• Task objective:
From the listing below, pull out every line where the string "fueron" appears.

• Provided data:

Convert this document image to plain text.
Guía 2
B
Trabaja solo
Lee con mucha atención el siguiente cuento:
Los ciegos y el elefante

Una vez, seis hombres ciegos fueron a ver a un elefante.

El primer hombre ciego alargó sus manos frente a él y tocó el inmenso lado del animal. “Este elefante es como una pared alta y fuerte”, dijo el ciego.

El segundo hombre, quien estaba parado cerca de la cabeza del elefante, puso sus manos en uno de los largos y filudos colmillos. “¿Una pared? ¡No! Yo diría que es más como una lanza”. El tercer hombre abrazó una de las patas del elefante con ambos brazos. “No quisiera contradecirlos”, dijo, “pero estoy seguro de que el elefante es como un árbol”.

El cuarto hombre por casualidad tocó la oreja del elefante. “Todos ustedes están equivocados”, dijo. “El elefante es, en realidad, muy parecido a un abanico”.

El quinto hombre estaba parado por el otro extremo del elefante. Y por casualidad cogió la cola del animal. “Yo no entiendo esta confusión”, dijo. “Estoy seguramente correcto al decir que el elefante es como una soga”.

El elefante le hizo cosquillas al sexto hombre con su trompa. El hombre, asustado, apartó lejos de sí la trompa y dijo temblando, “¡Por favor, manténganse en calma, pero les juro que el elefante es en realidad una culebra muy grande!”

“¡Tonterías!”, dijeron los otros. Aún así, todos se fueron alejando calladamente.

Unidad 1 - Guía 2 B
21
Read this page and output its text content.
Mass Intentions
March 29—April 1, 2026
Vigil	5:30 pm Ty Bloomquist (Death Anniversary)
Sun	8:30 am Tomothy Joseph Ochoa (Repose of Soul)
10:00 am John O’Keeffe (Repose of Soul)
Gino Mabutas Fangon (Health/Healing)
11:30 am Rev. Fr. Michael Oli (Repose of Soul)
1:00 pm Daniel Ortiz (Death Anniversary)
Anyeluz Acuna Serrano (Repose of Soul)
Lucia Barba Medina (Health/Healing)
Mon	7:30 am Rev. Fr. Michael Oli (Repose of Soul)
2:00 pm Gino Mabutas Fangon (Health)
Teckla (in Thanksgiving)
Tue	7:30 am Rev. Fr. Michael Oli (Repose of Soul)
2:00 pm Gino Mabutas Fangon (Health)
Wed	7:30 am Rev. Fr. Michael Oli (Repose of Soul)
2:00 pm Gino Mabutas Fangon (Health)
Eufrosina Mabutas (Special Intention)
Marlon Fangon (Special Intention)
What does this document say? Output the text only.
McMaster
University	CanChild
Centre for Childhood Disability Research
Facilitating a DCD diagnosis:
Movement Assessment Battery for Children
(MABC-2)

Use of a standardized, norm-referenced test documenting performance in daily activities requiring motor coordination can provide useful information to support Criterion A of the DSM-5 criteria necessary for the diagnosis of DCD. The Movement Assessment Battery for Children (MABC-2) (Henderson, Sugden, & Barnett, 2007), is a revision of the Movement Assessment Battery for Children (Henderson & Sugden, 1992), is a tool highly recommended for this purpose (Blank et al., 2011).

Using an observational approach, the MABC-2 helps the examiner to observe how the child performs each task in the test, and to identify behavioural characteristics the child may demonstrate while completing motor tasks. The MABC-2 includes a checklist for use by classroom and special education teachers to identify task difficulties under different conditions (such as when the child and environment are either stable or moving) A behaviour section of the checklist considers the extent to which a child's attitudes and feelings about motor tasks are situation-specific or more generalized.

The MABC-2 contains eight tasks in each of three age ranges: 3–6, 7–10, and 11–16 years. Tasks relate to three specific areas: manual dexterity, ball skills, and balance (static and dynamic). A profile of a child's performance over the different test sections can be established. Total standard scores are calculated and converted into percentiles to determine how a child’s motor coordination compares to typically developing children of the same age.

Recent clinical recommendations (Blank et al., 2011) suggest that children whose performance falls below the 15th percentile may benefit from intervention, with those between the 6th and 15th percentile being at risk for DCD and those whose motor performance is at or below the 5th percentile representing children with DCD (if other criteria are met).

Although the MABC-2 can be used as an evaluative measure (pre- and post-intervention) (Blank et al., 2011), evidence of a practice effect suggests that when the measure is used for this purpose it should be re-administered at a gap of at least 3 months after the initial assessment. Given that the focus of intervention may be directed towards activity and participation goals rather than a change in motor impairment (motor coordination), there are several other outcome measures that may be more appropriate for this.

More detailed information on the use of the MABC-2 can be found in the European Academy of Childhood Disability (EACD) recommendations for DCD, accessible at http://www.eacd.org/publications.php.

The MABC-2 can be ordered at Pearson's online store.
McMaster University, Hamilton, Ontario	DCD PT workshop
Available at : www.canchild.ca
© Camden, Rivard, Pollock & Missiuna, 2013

• Exercise output:
Una vez, seis hombres ciegos fueron a ver a un elefante.
“¡Tonterías!”, dijeron los otros. Aún así, todos se fueron alejando calladamente.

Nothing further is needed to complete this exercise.